• Required actions:
a - Please extract the passage of the AI art post from "June 18th, 2026" to "AI game-art tool.", copying it word for word.
b - According to the AI art post, what is most of the backlash against AI art aimed at?

--- begin Passage shown ---

June 18th, 2026

Is it OK to use AI art in your indie game?

The honest answer to the worries that stop people. Will players hate it, do you own it, can you sell it, and does Steam allow it. General information, not legal advice.

A pixel art paladin made with SpriteCook, on a guide about whether it is OK to use AI art in an indie game

Is it OK to use AI art in your indie game?

This is the question people sit on before they commit. Not "can the AI make a sprite," but "am I allowed to, will it bite me later, and will players turn on me for it." Here's my honest take, as someone who builds games and built an AI game-art tool.

One thing up front: the legal parts here are general information, not legal advice. Policies and terms change, so check the current ones for your own situation.

Will players hate it?

Some will. There's real hostility to AI art right now, and you should go in knowing that. But most of the backlash is aimed at the same thing: generic, obviously-AI output. Inconsistent characters, that plasticky look, art that clearly had no one behind the wheel.

--- end Passage shown ---
--- begin Record extracts ---

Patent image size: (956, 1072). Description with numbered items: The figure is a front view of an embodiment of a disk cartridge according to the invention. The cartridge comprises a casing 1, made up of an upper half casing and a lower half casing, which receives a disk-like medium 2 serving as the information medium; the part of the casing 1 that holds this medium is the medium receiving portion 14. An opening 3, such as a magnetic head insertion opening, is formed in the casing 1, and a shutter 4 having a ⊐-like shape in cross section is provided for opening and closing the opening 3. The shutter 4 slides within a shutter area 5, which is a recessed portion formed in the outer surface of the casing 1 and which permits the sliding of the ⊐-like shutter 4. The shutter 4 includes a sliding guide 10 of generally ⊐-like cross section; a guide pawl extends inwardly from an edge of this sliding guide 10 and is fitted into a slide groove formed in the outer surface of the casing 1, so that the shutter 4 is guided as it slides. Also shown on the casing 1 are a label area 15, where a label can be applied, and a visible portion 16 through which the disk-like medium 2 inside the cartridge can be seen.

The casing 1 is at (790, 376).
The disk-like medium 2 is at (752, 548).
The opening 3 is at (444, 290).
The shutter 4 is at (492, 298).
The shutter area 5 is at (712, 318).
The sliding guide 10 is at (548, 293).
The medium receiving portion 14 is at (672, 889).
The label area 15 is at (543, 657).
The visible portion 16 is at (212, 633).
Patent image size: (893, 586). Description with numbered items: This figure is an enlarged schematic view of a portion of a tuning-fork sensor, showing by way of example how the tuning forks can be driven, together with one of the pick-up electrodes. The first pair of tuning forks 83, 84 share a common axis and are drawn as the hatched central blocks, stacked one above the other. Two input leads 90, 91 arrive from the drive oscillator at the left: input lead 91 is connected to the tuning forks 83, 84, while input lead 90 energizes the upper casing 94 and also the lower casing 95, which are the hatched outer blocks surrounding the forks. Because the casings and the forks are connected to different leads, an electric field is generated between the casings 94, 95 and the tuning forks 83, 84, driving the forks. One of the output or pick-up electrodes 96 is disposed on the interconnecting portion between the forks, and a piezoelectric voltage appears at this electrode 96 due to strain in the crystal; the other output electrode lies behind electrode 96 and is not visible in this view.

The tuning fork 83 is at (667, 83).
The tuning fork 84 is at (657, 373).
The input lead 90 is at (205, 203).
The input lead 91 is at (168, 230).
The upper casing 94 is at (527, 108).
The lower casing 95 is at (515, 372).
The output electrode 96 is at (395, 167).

--- end Record extracts ---

• Solutions to the exercise:
a -
June 18th, 2026

Is it OK to use AI art in your indie game?

The honest answer to the worries that stop people. Will players hate it, do you own it, can you sell it, and does Steam allow it. General information, not legal advice.

A pixel art paladin made with SpriteCook, on a guide about whether it is OK to use AI art in an indie game

Is it OK to use AI art in your indie game?

This is the question people sit on before they commit. Not "can the AI make a sprite," but "am I allowed to, will it bite me later, and will players turn on me for it." Here's my honest take, as someone who builds games and built an AI game-art tool.

b - Generic, obviously-AI output.